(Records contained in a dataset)
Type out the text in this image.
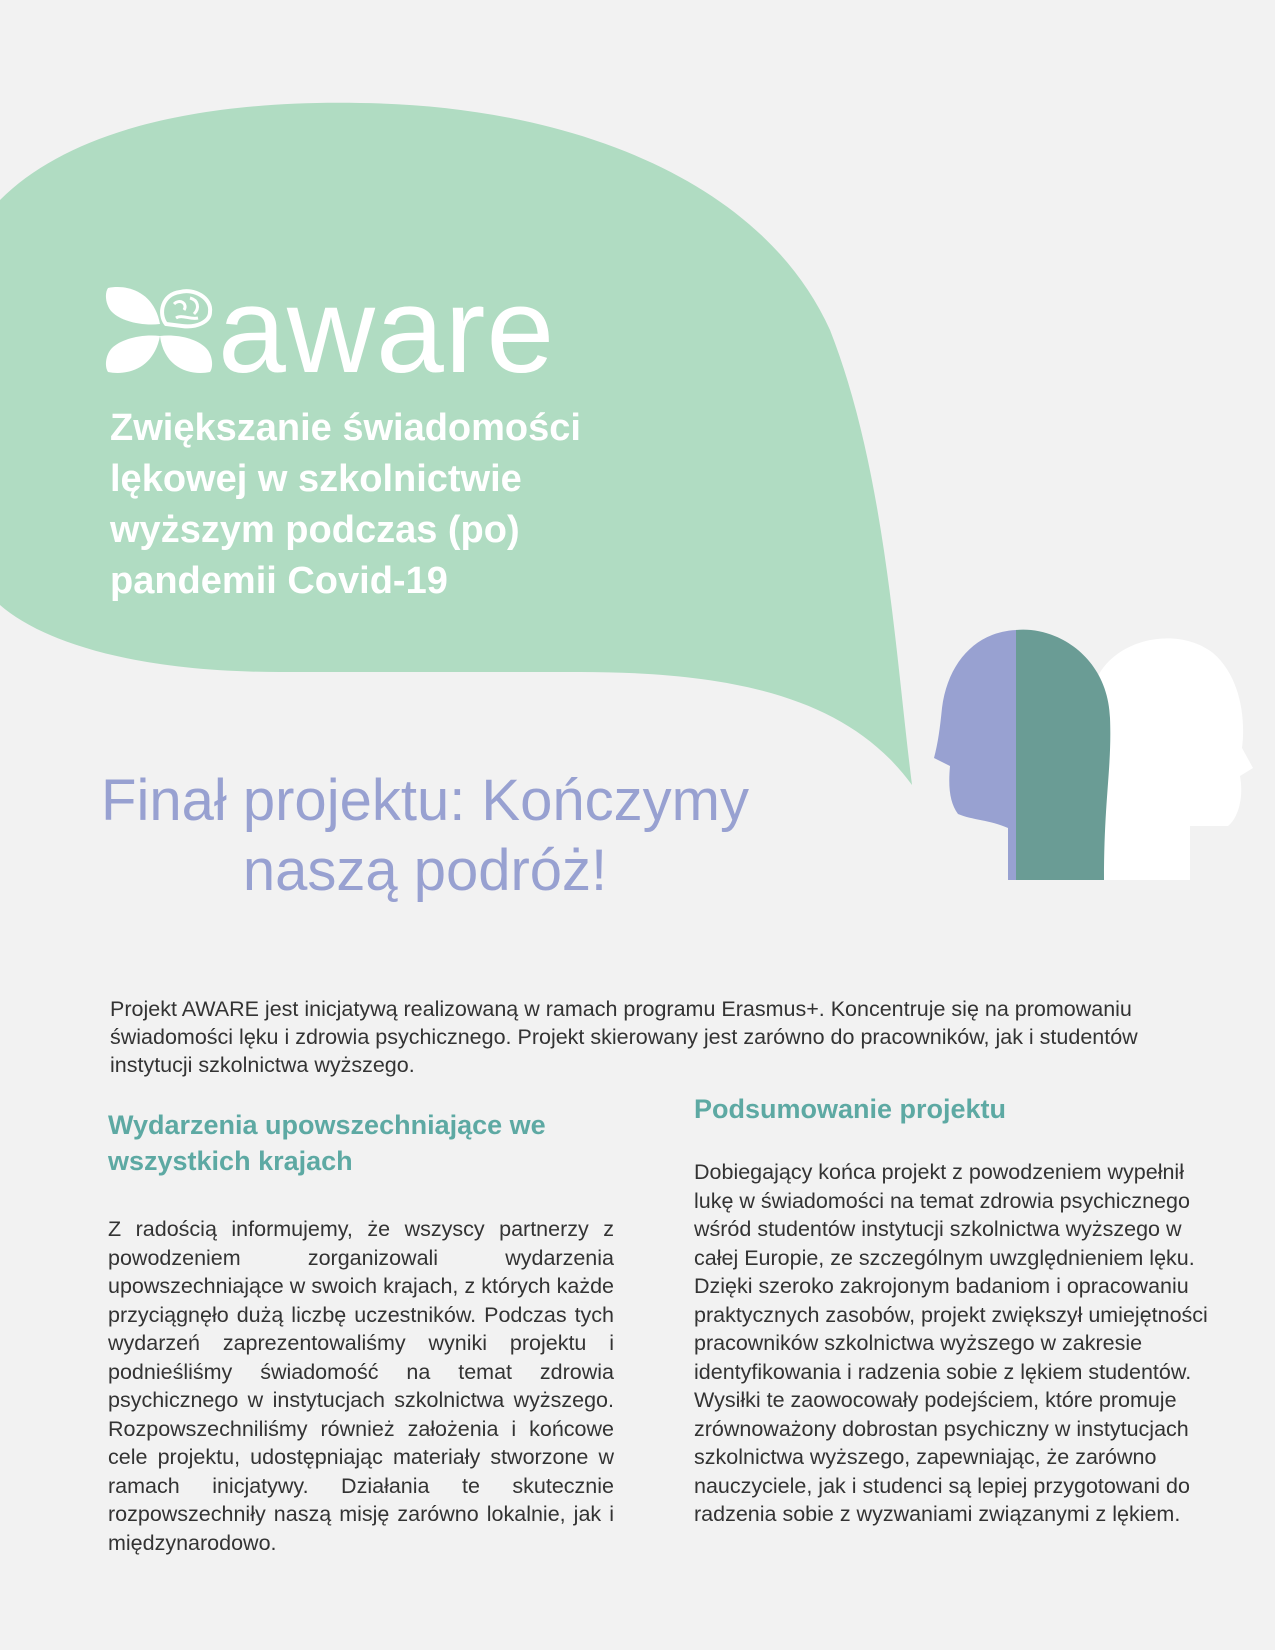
aware

Zwiększanie świadomości lękowej w szkolnictwie wyższym podczas (po) pandemii Covid-19

Finał projektu: Kończymy naszą podróż!

Projekt AWARE jest inicjatywą realizowaną w ramach programu Erasmus+. Koncentruje się na promowaniu świadomości lęku i zdrowia psychicznego. Projekt skierowany jest zarówno do pracowników, jak i studentów instytucji szkolnictwa wyższego.

Wydarzenia upowszechniające we wszystkich krajach

Z radością informujemy, że wszyscy partnerzy z powodzeniem zorganizowali wydarzenia upowszechniające w swoich krajach, z których każde przyciągnęło dużą liczbę uczestników. Podczas tych wydarzeń zaprezentowaliśmy wyniki projektu i podnieśliśmy świadomość na temat zdrowia psychicznego w instytucjach szkolnictwa wyższego. Rozpowszechniliśmy również założenia i końcowe cele projektu, udostępniając materiały stworzone w ramach inicjatywy. Działania te skutecznie rozpowszechniły naszą misję zarówno lokalnie, jak i międzynarodowo.

Podsumowanie projektu

Dobiegający końca projekt z powodzeniem wypełnił lukę w świadomości na temat zdrowia psychicznego wśród studentów instytucji szkolnictwa wyższego w całej Europie, ze szczególnym uwzględnieniem lęku. Dzięki szeroko zakrojonym badaniom i opracowaniu praktycznych zasobów, projekt zwiększył umiejętności pracowników szkolnictwa wyższego w zakresie identyfikowania i radzenia sobie z lękiem studentów. Wysiłki te zaowocowały podejściem, które promuje zrównoważony dobrostan psychiczny w instytucjach szkolnictwa wyższego, zapewniając, że zarówno nauczyciele, jak i studenci są lepiej przygotowani do radzenia sobie z wyzwaniami związanymi z lękiem.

• Aim of the exercise:
Each line that holds the word "studentów" should be extracted from the records.

• Full solution:
Projekt AWARE jest inicjatywą realizowaną w ramach programu Erasmus+. Koncentruje się na promowaniu świadomości lęku i zdrowia psychicznego. Projekt skierowany jest zarówno do pracowników, jak i studentów instytucji szkolnictwa wyższego.
Dobiegający końca projekt z powodzeniem wypełnił lukę w świadomości na temat zdrowia psychicznego wśród studentów instytucji szkolnictwa wyższego w całej Europie, ze szczególnym uwzględnieniem lęku. Dzięki szeroko zakrojonym badaniom i opracowaniu praktycznych zasobów, projekt zwiększył umiejętności pracowników szkolnictwa wyższego w zakresie identyfikowania i radzenia sobie z lękiem studentów. Wysiłki te zaowocowały podejściem, które promuje zrównoważony dobrostan psychiczny w instytucjach szkolnictwa wyższego, zapewniając, że zarówno nauczyciele, jak i studenci są lepiej przygotowani do radzenia sobie z wyzwaniami związanymi z lękiem.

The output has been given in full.